start EXERCISE INPUT

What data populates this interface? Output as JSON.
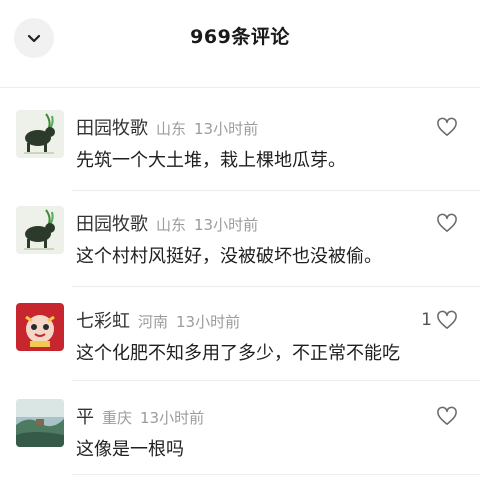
{
  "header": {
    "title": "969条评论",
    "collapse_icon": "chevron-down-icon"
  },
  "comments": [
    {
      "username": "田园牧歌",
      "location": "山东",
      "time": "13小时前",
      "text": "先筑一个大土堆，栽上棵地瓜芽。",
      "like_count": "",
      "avatar": "cattle-painting-avatar"
    },
    {
      "username": "田园牧歌",
      "location": "山东",
      "time": "13小时前",
      "text": "这个村村风挺好，没被破坏也没被偷。",
      "like_count": "",
      "avatar": "cattle-painting-avatar"
    },
    {
      "username": "七彩虹",
      "location": "河南",
      "time": "13小时前",
      "text": "这个化肥不知多用了多少，不正常不能吃",
      "like_count": "1",
      "avatar": "red-cartoon-avatar"
    },
    {
      "username": "平",
      "location": "重庆",
      "time": "13小时前",
      "text": "这像是一根吗",
      "like_count": "",
      "avatar": "landscape-avatar"
    }
  ],
  "colors": {
    "muted": "#9c9c9c",
    "divider": "#ececec",
    "button_bg": "#f1f1f1"
  }
}
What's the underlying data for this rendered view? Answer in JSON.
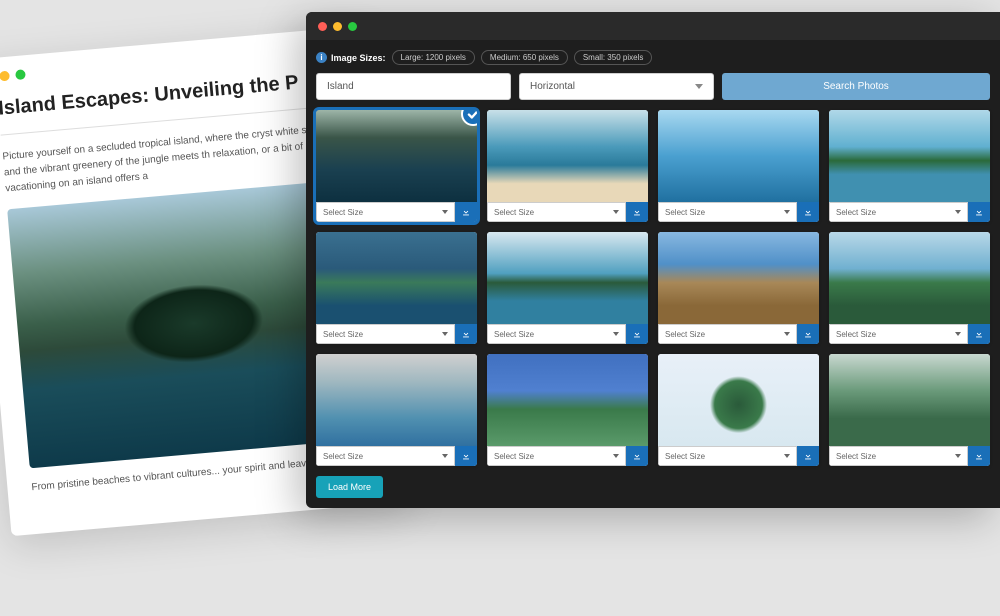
{
  "document": {
    "title": "Island Escapes: Unveiling the P",
    "paragraph1": "Picture yourself on a secluded tropical island, where the cryst white shores, and the vibrant greenery of the jungle meets th relaxation, or a bit of both, vacationing on an island offers a",
    "paragraph2": "From pristine beaches to vibrant cultures... your spirit and leave you with..."
  },
  "app": {
    "sizes_label": "Image Sizes:",
    "sizes": [
      {
        "label": "Large: 1200 pixels"
      },
      {
        "label": "Medium: 650 pixels"
      },
      {
        "label": "Small: 350 pixels"
      }
    ],
    "search_value": "Island",
    "orientation_value": "Horizontal",
    "search_button": "Search Photos",
    "select_size_label": "Select Size",
    "load_more": "Load More",
    "thumbs": [
      "t0",
      "t1",
      "t2",
      "t3",
      "t4",
      "t5",
      "t6",
      "t7",
      "t8",
      "t9",
      "t10",
      "t11"
    ]
  }
}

end EXERCISE INPUT

§ **WRITTEN TASK**
Report only the number of lines in the records that include the word "location".

§ **SOLUTION TO THIS EXERCISE**
4